**Порядок работы:** Воспроизведите без изменений часть приведенного ниже фрагмента об искусстве и героях Достоевского, начиная со слов «Я порылся в» и заканчивая словами «собой князь Мышкин.».

Затем, обращаясь к художественному произведению, нельзя забывать, что искусство - божественная игра. Эти два элемента - божественность и игра равноценны. Оно божественно, ибо именно оно приближает человека к Богу, делая из него истинного полноправного творца. При всем том искусство - игра, поскольку оно остается искусством лишь до тех пор, пока мы помним, что в конце концов это всего лишь вымысел, что актеров на сцене не убивают, иными словами, пока ужас или отвращение не мешают нам верить, что мы, читатели или зрители, участвуем в искусной и захватывающей игре; как только равновесие нарушается, мы видим, что на сцене начинает разворачиваться нелепая мелодрама, а в книге - леденящее душу убийство, которому место скорее в газете. И тогда нас покидает чувство наслаждения, удовольствия и душевного трепета - сложное ощущение, которое вызывает у нас истинное произведение искусства. Нам ведь не внушают ни отвращения, ни ужаса кровавые финальные сцены трех величайших на свете пьес: смерть Корделии, убийство Гамлета и самоубийство Отелло. Мы содрогаемся, но в этой дрожи есть известное наслаждение. Мы восхищаемся не гибелью героев, но всепобеждающим гением Шекспира. Я бы хотел, чтобы вы оценили "Преступление и наказание" и "Записки из подполья" (1864) именно с этой точки зрения: перевешивает ли эстетическое наслаждение, которое вы испытываете, сопровождая Достоевского в его путешествиях в глубь больных душ, всегда ли оно перевешивает другие чувства - дрожь отвращения и нездоровый интерес к подробностям преступления? В других его романах равновесия между эстетическими достижениями и элементами уголовной хроники еще меньше.
И наконец, когда художник начинает исследовать движения человеческой души под гнетом невыносимых испытаний, наш интерес вспыхивает значительно быстрее и мы охотней следуем за художником, ведущим нас по темным закоулкам души, если ее реакции более или менее человеческие. Я не хочу, разумеется, сказать, что нам интересна или должна быть интересна только духовная жизнь так называемого среднего человека. Разумеется, нет. Я хочу лишь сказать, что едва ли мы можем считать поведение буйнопомешанного или больного, которого только что выпустили из сумасшедшего дома и вот-вот заберут обратно, нормальным, человеческим. Реакции этих заблудших, искалеченных, изуродованных душ уже нельзя считать нормальными человеческими реакциями в общепринятом смысле этого слова, или же они до того причудливы, что поставленная автором задача остается нерешенной, независимо оттого, как он предполагал ее решить, исследуя столь необычные характеры.
Я порылся в медицинских справочниках и составил список психических заболеваний, которыми страдают герои Достоевского:
I. Эпилепсия
Четыре явных случая: князь Мышкин в "Идиоте", Смердяков в "Братьях Карамазовых", Кириллов в "Бесах" и Нелли в "Униженных и оскорбленных".
1) Классический случай представляет собой князь Мышкин.

**Исходные данные:**

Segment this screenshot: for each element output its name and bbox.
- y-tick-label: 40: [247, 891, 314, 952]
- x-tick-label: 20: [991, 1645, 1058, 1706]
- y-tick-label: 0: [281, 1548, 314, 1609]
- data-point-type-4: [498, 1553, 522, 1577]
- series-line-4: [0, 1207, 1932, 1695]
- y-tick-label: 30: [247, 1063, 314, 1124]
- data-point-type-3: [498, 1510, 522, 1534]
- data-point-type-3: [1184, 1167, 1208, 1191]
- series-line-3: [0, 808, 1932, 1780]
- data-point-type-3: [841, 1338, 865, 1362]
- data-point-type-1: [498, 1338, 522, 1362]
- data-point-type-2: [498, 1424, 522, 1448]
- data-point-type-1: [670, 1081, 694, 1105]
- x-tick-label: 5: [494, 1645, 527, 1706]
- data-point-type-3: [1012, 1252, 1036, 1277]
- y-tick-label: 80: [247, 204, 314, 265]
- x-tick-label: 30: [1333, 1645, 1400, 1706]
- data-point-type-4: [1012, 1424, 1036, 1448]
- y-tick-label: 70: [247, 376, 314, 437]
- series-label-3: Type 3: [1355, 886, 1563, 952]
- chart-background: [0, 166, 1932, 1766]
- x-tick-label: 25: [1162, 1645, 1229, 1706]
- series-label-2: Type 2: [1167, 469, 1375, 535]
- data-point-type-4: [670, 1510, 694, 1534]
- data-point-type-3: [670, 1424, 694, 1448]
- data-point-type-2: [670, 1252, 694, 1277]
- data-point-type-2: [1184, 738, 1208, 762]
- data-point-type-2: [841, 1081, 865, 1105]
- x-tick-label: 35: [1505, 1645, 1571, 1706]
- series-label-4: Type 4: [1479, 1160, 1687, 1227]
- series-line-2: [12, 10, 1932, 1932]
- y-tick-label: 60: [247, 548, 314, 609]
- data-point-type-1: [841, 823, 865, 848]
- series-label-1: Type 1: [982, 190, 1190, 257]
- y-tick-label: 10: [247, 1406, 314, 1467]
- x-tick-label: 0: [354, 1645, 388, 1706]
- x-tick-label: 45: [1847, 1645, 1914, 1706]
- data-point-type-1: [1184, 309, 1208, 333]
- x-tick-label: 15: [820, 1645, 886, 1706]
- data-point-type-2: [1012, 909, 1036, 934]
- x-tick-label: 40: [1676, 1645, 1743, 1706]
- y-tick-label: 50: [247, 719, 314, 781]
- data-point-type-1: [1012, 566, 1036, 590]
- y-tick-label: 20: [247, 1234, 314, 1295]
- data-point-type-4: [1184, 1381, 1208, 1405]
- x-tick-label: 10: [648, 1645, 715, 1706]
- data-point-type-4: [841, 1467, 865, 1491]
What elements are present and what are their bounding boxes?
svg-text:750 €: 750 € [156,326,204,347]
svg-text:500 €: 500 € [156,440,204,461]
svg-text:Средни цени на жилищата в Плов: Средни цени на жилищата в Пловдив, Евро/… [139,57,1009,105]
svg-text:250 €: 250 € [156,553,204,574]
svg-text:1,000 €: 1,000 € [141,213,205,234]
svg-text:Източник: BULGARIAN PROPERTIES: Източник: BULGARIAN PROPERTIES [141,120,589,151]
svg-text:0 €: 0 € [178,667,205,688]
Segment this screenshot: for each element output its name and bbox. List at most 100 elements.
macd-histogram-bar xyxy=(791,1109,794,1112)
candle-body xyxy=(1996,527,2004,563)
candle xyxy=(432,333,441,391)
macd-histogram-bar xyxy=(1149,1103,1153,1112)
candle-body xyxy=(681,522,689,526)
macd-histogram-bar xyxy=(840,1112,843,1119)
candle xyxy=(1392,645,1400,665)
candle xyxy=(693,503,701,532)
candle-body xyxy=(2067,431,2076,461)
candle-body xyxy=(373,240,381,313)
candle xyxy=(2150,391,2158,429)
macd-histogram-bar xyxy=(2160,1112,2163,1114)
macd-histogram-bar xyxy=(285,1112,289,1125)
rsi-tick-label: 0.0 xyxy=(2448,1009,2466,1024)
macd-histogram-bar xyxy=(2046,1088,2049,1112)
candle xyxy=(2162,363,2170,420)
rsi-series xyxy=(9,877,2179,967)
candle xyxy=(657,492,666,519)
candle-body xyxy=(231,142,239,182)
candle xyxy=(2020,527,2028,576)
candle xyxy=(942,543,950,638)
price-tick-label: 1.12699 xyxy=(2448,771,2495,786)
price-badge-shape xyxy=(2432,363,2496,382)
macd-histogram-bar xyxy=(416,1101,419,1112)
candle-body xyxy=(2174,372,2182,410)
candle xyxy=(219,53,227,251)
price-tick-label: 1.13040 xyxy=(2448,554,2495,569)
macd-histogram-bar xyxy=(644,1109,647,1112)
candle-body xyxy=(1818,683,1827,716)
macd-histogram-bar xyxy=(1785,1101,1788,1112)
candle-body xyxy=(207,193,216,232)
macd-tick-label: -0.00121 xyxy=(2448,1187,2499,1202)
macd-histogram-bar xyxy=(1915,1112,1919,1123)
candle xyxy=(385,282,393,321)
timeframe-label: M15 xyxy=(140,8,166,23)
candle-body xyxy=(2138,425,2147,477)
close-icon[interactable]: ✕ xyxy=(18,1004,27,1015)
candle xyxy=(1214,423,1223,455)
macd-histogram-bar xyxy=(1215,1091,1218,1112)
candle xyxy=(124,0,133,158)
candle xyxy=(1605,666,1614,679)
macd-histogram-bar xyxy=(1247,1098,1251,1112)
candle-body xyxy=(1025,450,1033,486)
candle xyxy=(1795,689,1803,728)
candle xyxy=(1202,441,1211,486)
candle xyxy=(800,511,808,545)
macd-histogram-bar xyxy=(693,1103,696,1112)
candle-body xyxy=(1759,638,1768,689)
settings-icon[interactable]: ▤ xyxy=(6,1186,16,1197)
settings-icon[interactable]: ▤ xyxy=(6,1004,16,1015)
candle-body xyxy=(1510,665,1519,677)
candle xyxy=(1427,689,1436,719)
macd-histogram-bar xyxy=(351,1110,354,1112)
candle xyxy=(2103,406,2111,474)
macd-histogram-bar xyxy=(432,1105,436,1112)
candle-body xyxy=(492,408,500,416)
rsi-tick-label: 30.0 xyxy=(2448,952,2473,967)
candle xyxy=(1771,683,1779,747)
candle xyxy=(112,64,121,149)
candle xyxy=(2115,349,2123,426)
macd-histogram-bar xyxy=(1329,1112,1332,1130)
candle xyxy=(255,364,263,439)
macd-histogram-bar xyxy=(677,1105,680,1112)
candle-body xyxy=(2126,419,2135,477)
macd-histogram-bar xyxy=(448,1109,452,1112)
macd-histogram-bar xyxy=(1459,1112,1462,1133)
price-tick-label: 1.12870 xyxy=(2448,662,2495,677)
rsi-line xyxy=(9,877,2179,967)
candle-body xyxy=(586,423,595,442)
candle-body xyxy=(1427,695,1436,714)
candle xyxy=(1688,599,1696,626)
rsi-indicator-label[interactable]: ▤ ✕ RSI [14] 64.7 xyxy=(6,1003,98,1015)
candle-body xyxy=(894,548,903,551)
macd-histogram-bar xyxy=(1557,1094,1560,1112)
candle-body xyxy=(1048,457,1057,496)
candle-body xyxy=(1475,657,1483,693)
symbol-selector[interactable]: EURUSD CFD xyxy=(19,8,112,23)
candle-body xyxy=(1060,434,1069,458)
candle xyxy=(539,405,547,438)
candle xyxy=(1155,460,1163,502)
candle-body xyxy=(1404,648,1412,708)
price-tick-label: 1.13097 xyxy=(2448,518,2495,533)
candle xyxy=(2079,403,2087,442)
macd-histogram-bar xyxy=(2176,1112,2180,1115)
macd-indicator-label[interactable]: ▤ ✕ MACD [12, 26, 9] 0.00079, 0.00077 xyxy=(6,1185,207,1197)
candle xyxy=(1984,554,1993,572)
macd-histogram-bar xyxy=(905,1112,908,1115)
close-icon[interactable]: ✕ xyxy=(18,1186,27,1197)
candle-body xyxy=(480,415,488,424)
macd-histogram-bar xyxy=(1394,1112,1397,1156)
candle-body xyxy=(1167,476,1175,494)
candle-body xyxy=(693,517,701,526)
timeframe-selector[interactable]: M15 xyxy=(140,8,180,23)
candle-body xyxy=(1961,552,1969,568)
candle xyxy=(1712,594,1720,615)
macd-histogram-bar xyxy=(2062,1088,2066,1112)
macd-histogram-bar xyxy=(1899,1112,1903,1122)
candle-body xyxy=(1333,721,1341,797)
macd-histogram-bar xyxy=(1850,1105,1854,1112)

**Ответ на задание:**
Я порылся в медицинских справочниках и составил список психических заболеваний, которыми страдают герои Достоевского:
I. Эпилепсия
Четыре явных случая: князь Мышкин в "Идиоте", Смердяков в "Братьях Карамазовых", Кириллов в "Бесах" и Нелли в "Униженных и оскорбленных".
1) Классический случай представляет собой князь Мышкин.